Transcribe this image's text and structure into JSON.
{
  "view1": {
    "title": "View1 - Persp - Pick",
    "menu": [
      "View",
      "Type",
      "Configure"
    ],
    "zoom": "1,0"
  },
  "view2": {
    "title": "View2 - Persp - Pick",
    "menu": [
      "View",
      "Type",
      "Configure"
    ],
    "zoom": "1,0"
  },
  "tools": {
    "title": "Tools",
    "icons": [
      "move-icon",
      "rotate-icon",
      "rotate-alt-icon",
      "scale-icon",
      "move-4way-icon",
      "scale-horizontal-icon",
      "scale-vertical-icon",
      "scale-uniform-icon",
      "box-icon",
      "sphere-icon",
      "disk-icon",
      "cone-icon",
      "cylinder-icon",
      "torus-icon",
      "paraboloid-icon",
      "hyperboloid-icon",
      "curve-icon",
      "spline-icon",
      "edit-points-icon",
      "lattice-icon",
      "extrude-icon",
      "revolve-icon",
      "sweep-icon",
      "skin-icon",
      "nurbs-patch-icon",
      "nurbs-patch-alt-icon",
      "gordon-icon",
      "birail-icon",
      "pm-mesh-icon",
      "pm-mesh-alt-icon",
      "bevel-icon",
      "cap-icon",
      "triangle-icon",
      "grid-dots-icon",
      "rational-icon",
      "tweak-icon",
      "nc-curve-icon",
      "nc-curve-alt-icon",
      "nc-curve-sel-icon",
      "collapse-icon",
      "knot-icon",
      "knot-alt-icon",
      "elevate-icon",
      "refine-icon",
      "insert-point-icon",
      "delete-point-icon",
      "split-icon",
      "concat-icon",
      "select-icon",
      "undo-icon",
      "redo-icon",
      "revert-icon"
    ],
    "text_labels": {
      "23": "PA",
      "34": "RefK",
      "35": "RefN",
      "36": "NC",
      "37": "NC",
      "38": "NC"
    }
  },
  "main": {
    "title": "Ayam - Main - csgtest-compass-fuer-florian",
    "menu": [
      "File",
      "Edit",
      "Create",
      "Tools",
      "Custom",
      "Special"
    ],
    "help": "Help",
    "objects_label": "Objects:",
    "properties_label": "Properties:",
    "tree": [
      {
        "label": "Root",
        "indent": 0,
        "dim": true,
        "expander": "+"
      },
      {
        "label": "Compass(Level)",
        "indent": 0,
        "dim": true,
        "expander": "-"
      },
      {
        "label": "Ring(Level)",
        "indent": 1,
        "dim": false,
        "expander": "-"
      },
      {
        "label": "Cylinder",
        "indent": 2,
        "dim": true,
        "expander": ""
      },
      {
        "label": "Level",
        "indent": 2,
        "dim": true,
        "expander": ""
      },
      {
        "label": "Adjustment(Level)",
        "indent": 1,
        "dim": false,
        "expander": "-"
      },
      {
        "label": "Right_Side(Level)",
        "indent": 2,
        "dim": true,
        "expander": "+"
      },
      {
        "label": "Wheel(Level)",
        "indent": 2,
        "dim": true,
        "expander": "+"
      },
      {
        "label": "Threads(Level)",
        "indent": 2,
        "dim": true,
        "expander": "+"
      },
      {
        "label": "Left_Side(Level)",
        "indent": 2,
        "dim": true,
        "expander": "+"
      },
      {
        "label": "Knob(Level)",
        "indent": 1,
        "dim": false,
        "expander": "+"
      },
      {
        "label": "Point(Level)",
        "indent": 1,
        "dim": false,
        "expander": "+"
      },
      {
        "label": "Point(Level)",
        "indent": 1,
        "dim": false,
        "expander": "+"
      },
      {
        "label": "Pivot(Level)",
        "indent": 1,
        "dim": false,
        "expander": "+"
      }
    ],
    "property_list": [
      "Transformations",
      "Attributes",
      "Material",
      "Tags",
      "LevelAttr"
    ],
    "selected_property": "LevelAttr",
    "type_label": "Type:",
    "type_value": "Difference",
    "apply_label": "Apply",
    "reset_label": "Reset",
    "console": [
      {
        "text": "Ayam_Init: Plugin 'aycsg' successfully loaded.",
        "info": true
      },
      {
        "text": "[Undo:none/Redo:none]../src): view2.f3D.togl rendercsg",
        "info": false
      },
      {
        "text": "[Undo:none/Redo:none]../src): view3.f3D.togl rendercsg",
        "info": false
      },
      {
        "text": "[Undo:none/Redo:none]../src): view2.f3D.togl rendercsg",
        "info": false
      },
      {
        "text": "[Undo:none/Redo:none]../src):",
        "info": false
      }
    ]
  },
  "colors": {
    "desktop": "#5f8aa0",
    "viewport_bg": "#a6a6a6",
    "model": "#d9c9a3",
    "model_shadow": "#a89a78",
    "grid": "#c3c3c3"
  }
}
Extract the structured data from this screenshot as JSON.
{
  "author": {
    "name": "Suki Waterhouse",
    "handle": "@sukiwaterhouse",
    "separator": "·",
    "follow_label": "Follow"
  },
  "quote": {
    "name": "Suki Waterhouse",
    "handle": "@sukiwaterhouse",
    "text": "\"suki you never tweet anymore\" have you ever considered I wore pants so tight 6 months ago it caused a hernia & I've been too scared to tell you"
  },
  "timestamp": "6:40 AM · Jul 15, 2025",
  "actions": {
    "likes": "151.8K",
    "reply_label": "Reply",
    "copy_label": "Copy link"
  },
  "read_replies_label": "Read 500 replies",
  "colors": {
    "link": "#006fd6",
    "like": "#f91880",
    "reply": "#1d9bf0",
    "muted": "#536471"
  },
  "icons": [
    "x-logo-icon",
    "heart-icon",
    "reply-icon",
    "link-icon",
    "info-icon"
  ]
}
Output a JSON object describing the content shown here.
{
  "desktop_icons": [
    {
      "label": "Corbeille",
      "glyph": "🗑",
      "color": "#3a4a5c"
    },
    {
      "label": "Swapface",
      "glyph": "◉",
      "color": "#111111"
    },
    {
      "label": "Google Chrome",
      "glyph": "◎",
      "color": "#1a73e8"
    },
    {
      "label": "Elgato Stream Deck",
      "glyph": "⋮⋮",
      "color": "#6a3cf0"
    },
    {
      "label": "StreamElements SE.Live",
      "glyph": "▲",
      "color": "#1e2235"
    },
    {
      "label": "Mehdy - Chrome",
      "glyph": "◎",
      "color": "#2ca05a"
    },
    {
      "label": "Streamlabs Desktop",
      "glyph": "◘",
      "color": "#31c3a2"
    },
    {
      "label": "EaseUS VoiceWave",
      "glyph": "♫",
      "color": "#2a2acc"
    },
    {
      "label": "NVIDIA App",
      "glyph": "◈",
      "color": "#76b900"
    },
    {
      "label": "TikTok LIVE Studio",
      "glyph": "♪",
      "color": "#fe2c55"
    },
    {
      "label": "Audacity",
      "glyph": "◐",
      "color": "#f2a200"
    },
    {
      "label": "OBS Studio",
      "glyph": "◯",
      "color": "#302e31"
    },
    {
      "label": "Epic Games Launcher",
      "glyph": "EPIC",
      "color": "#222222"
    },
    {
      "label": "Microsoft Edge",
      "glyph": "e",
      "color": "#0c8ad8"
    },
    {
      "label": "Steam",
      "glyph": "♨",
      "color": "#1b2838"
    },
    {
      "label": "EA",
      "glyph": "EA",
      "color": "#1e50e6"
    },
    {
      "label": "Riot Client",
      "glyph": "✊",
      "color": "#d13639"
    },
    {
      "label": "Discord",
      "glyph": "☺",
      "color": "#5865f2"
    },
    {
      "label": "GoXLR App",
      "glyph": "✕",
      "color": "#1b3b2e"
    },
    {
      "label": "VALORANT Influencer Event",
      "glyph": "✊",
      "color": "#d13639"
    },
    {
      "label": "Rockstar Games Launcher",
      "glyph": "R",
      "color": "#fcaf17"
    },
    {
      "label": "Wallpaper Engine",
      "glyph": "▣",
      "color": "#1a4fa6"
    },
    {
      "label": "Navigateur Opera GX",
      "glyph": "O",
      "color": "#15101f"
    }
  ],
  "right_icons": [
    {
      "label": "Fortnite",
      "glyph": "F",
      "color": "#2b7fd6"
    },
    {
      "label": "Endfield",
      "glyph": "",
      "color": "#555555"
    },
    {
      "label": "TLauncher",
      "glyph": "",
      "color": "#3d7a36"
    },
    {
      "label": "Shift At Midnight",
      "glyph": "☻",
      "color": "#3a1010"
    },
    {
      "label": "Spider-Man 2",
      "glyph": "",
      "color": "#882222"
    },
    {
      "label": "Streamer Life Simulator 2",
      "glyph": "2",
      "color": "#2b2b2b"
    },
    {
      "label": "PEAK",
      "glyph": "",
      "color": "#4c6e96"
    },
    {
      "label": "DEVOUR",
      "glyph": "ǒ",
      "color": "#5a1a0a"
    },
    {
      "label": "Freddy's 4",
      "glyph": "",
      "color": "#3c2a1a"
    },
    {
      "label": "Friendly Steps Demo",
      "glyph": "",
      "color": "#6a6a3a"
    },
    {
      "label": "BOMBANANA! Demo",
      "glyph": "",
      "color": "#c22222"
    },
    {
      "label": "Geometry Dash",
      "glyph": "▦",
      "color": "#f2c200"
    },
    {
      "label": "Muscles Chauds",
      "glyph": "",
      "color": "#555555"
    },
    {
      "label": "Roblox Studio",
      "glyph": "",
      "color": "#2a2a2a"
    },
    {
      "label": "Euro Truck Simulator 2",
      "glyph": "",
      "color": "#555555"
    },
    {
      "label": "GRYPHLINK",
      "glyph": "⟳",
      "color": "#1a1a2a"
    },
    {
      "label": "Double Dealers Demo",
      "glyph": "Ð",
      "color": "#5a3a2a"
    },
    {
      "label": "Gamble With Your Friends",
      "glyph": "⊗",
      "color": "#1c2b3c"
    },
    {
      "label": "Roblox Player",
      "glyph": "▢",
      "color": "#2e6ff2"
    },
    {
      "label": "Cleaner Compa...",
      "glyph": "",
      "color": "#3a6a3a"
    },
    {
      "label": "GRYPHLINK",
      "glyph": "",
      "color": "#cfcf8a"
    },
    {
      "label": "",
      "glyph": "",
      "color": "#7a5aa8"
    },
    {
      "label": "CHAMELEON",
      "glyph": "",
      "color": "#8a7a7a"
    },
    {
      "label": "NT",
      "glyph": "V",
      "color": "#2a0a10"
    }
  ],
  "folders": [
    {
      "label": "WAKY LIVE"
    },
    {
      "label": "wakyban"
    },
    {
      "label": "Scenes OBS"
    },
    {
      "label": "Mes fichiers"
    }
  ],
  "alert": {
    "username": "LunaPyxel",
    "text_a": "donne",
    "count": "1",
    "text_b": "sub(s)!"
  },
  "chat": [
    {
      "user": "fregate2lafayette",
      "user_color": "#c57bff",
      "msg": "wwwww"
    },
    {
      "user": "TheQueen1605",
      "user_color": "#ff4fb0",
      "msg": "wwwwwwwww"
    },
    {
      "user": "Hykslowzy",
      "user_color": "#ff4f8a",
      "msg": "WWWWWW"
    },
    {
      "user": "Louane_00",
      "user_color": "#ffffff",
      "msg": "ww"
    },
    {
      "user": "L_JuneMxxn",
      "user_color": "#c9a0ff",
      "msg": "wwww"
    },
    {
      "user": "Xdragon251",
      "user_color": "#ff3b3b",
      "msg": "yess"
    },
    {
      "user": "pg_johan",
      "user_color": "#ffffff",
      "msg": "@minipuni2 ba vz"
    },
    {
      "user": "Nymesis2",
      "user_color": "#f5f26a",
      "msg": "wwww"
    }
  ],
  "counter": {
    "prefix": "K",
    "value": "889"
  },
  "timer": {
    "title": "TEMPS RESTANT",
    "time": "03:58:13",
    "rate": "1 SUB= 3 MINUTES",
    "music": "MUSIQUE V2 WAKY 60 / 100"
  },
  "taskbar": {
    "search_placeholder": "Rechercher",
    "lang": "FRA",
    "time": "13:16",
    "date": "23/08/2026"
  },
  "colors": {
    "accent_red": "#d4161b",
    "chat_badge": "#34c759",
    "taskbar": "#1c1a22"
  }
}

= = = =

* Goal
Figure out how many lines above include the string "Roblox", then report that number and nothing else.

* Task response
2